* DATA SUPPLIED *
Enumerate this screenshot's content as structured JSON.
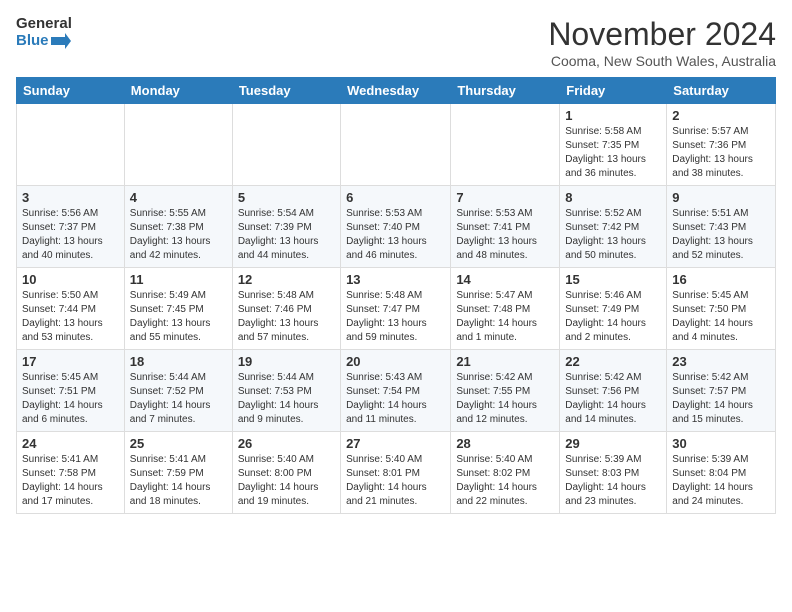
{
  "header": {
    "logo_line1": "General",
    "logo_line2": "Blue",
    "month_title": "November 2024",
    "location": "Cooma, New South Wales, Australia"
  },
  "weekdays": [
    "Sunday",
    "Monday",
    "Tuesday",
    "Wednesday",
    "Thursday",
    "Friday",
    "Saturday"
  ],
  "weeks": [
    [
      {
        "day": "",
        "info": ""
      },
      {
        "day": "",
        "info": ""
      },
      {
        "day": "",
        "info": ""
      },
      {
        "day": "",
        "info": ""
      },
      {
        "day": "",
        "info": ""
      },
      {
        "day": "1",
        "info": "Sunrise: 5:58 AM\nSunset: 7:35 PM\nDaylight: 13 hours\nand 36 minutes."
      },
      {
        "day": "2",
        "info": "Sunrise: 5:57 AM\nSunset: 7:36 PM\nDaylight: 13 hours\nand 38 minutes."
      }
    ],
    [
      {
        "day": "3",
        "info": "Sunrise: 5:56 AM\nSunset: 7:37 PM\nDaylight: 13 hours\nand 40 minutes."
      },
      {
        "day": "4",
        "info": "Sunrise: 5:55 AM\nSunset: 7:38 PM\nDaylight: 13 hours\nand 42 minutes."
      },
      {
        "day": "5",
        "info": "Sunrise: 5:54 AM\nSunset: 7:39 PM\nDaylight: 13 hours\nand 44 minutes."
      },
      {
        "day": "6",
        "info": "Sunrise: 5:53 AM\nSunset: 7:40 PM\nDaylight: 13 hours\nand 46 minutes."
      },
      {
        "day": "7",
        "info": "Sunrise: 5:53 AM\nSunset: 7:41 PM\nDaylight: 13 hours\nand 48 minutes."
      },
      {
        "day": "8",
        "info": "Sunrise: 5:52 AM\nSunset: 7:42 PM\nDaylight: 13 hours\nand 50 minutes."
      },
      {
        "day": "9",
        "info": "Sunrise: 5:51 AM\nSunset: 7:43 PM\nDaylight: 13 hours\nand 52 minutes."
      }
    ],
    [
      {
        "day": "10",
        "info": "Sunrise: 5:50 AM\nSunset: 7:44 PM\nDaylight: 13 hours\nand 53 minutes."
      },
      {
        "day": "11",
        "info": "Sunrise: 5:49 AM\nSunset: 7:45 PM\nDaylight: 13 hours\nand 55 minutes."
      },
      {
        "day": "12",
        "info": "Sunrise: 5:48 AM\nSunset: 7:46 PM\nDaylight: 13 hours\nand 57 minutes."
      },
      {
        "day": "13",
        "info": "Sunrise: 5:48 AM\nSunset: 7:47 PM\nDaylight: 13 hours\nand 59 minutes."
      },
      {
        "day": "14",
        "info": "Sunrise: 5:47 AM\nSunset: 7:48 PM\nDaylight: 14 hours\nand 1 minute."
      },
      {
        "day": "15",
        "info": "Sunrise: 5:46 AM\nSunset: 7:49 PM\nDaylight: 14 hours\nand 2 minutes."
      },
      {
        "day": "16",
        "info": "Sunrise: 5:45 AM\nSunset: 7:50 PM\nDaylight: 14 hours\nand 4 minutes."
      }
    ],
    [
      {
        "day": "17",
        "info": "Sunrise: 5:45 AM\nSunset: 7:51 PM\nDaylight: 14 hours\nand 6 minutes."
      },
      {
        "day": "18",
        "info": "Sunrise: 5:44 AM\nSunset: 7:52 PM\nDaylight: 14 hours\nand 7 minutes."
      },
      {
        "day": "19",
        "info": "Sunrise: 5:44 AM\nSunset: 7:53 PM\nDaylight: 14 hours\nand 9 minutes."
      },
      {
        "day": "20",
        "info": "Sunrise: 5:43 AM\nSunset: 7:54 PM\nDaylight: 14 hours\nand 11 minutes."
      },
      {
        "day": "21",
        "info": "Sunrise: 5:42 AM\nSunset: 7:55 PM\nDaylight: 14 hours\nand 12 minutes."
      },
      {
        "day": "22",
        "info": "Sunrise: 5:42 AM\nSunset: 7:56 PM\nDaylight: 14 hours\nand 14 minutes."
      },
      {
        "day": "23",
        "info": "Sunrise: 5:42 AM\nSunset: 7:57 PM\nDaylight: 14 hours\nand 15 minutes."
      }
    ],
    [
      {
        "day": "24",
        "info": "Sunrise: 5:41 AM\nSunset: 7:58 PM\nDaylight: 14 hours\nand 17 minutes."
      },
      {
        "day": "25",
        "info": "Sunrise: 5:41 AM\nSunset: 7:59 PM\nDaylight: 14 hours\nand 18 minutes."
      },
      {
        "day": "26",
        "info": "Sunrise: 5:40 AM\nSunset: 8:00 PM\nDaylight: 14 hours\nand 19 minutes."
      },
      {
        "day": "27",
        "info": "Sunrise: 5:40 AM\nSunset: 8:01 PM\nDaylight: 14 hours\nand 21 minutes."
      },
      {
        "day": "28",
        "info": "Sunrise: 5:40 AM\nSunset: 8:02 PM\nDaylight: 14 hours\nand 22 minutes."
      },
      {
        "day": "29",
        "info": "Sunrise: 5:39 AM\nSunset: 8:03 PM\nDaylight: 14 hours\nand 23 minutes."
      },
      {
        "day": "30",
        "info": "Sunrise: 5:39 AM\nSunset: 8:04 PM\nDaylight: 14 hours\nand 24 minutes."
      }
    ]
  ]
}
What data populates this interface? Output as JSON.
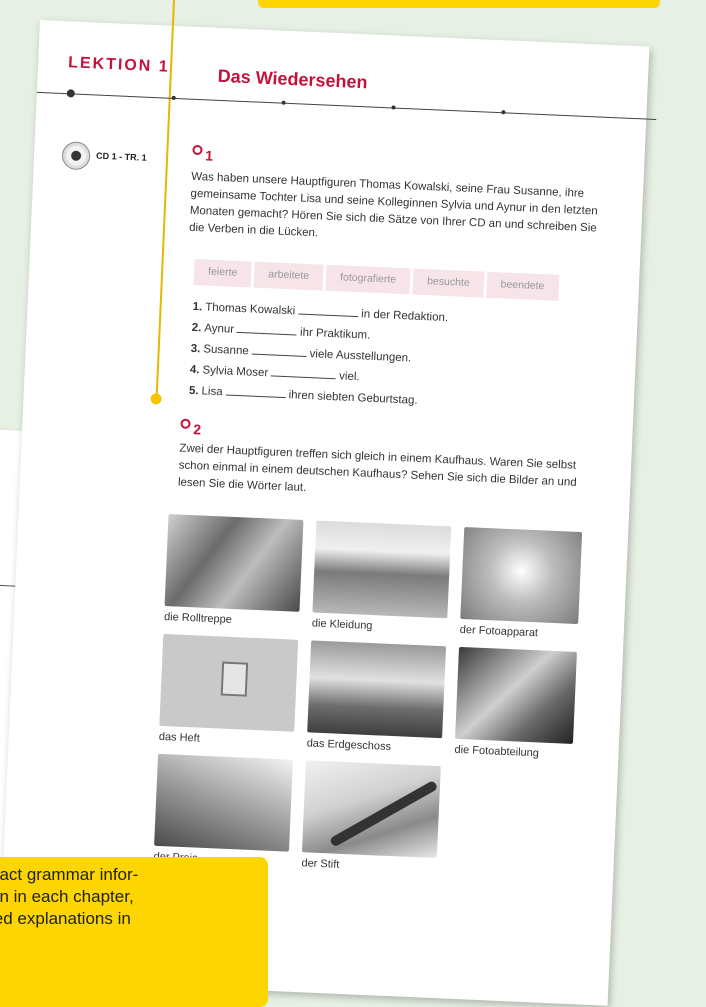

* WHAT YOU NEED TO DO *
Copy the records above exactly. The pictures are not part of the copy.

* EXPECTED ANSWER *
Enumerate this screenshot's content as structured JSON.
{
  "header": {
    "logo_line1": "General",
    "logo_line2": "Blue",
    "month_title": "November 2024",
    "location": "Cooma, New South Wales, Australia"
  },
  "weekdays": [
    "Sunday",
    "Monday",
    "Tuesday",
    "Wednesday",
    "Thursday",
    "Friday",
    "Saturday"
  ],
  "weeks": [
    [
      {
        "day": "",
        "info": ""
      },
      {
        "day": "",
        "info": ""
      },
      {
        "day": "",
        "info": ""
      },
      {
        "day": "",
        "info": ""
      },
      {
        "day": "",
        "info": ""
      },
      {
        "day": "1",
        "info": "Sunrise: 5:58 AM\nSunset: 7:35 PM\nDaylight: 13 hours\nand 36 minutes."
      },
      {
        "day": "2",
        "info": "Sunrise: 5:57 AM\nSunset: 7:36 PM\nDaylight: 13 hours\nand 38 minutes."
      }
    ],
    [
      {
        "day": "3",
        "info": "Sunrise: 5:56 AM\nSunset: 7:37 PM\nDaylight: 13 hours\nand 40 minutes."
      },
      {
        "day": "4",
        "info": "Sunrise: 5:55 AM\nSunset: 7:38 PM\nDaylight: 13 hours\nand 42 minutes."
      },
      {
        "day": "5",
        "info": "Sunrise: 5:54 AM\nSunset: 7:39 PM\nDaylight: 13 hours\nand 44 minutes."
      },
      {
        "day": "6",
        "info": "Sunrise: 5:53 AM\nSunset: 7:40 PM\nDaylight: 13 hours\nand 46 minutes."
      },
      {
        "day": "7",
        "info": "Sunrise: 5:53 AM\nSunset: 7:41 PM\nDaylight: 13 hours\nand 48 minutes."
      },
      {
        "day": "8",
        "info": "Sunrise: 5:52 AM\nSunset: 7:42 PM\nDaylight: 13 hours\nand 50 minutes."
      },
      {
        "day": "9",
        "info": "Sunrise: 5:51 AM\nSunset: 7:43 PM\nDaylight: 13 hours\nand 52 minutes."
      }
    ],
    [
      {
        "day": "10",
        "info": "Sunrise: 5:50 AM\nSunset: 7:44 PM\nDaylight: 13 hours\nand 53 minutes."
      },
      {
        "day": "11",
        "info": "Sunrise: 5:49 AM\nSunset: 7:45 PM\nDaylight: 13 hours\nand 55 minutes."
      },
      {
        "day": "12",
        "info": "Sunrise: 5:48 AM\nSunset: 7:46 PM\nDaylight: 13 hours\nand 57 minutes."
      },
      {
        "day": "13",
        "info": "Sunrise: 5:48 AM\nSunset: 7:47 PM\nDaylight: 13 hours\nand 59 minutes."
      },
      {
        "day": "14",
        "info": "Sunrise: 5:47 AM\nSunset: 7:48 PM\nDaylight: 14 hours\nand 1 minute."
      },
      {
        "day": "15",
        "info": "Sunrise: 5:46 AM\nSunset: 7:49 PM\nDaylight: 14 hours\nand 2 minutes."
      },
      {
        "day": "16",
        "info": "Sunrise: 5:45 AM\nSunset: 7:50 PM\nDaylight: 14 hours\nand 4 minutes."
      }
    ],
    [
      {
        "day": "17",
        "info": "Sunrise: 5:45 AM\nSunset: 7:51 PM\nDaylight: 14 hours\nand 6 minutes."
      },
      {
        "day": "18",
        "info": "Sunrise: 5:44 AM\nSunset: 7:52 PM\nDaylight: 14 hours\nand 7 minutes."
      },
      {
        "day": "19",
        "info": "Sunrise: 5:44 AM\nSunset: 7:53 PM\nDaylight: 14 hours\nand 9 minutes."
      },
      {
        "day": "20",
        "info": "Sunrise: 5:43 AM\nSunset: 7:54 PM\nDaylight: 14 hours\nand 11 minutes."
      },
      {
        "day": "21",
        "info": "Sunrise: 5:42 AM\nSunset: 7:55 PM\nDaylight: 14 hours\nand 12 minutes."
      },
      {
        "day": "22",
        "info": "Sunrise: 5:42 AM\nSunset: 7:56 PM\nDaylight: 14 hours\nand 14 minutes."
      },
      {
        "day": "23",
        "info": "Sunrise: 5:42 AM\nSunset: 7:57 PM\nDaylight: 14 hours\nand 15 minutes."
      }
    ],
    [
      {
        "day": "24",
        "info": "Sunrise: 5:41 AM\nSunset: 7:58 PM\nDaylight: 14 hours\nand 17 minutes."
      },
      {
        "day": "25",
        "info": "Sunrise: 5:41 AM\nSunset: 7:59 PM\nDaylight: 14 hours\nand 18 minutes."
      },
      {
        "day": "26",
        "info": "Sunrise: 5:40 AM\nSunset: 8:00 PM\nDaylight: 14 hours\nand 19 minutes."
      },
      {
        "day": "27",
        "info": "Sunrise: 5:40 AM\nSunset: 8:01 PM\nDaylight: 14 hours\nand 21 minutes."
      },
      {
        "day": "28",
        "info": "Sunrise: 5:40 AM\nSunset: 8:02 PM\nDaylight: 14 hours\nand 22 minutes."
      },
      {
        "day": "29",
        "info": "Sunrise: 5:39 AM\nSunset: 8:03 PM\nDaylight: 14 hours\nand 23 minutes."
      },
      {
        "day": "30",
        "info": "Sunrise: 5:39 AM\nSunset: 8:04 PM\nDaylight: 14 hours\nand 24 minutes."
      }
    ]
  ]
}
What data populates this interface? Output as JSON.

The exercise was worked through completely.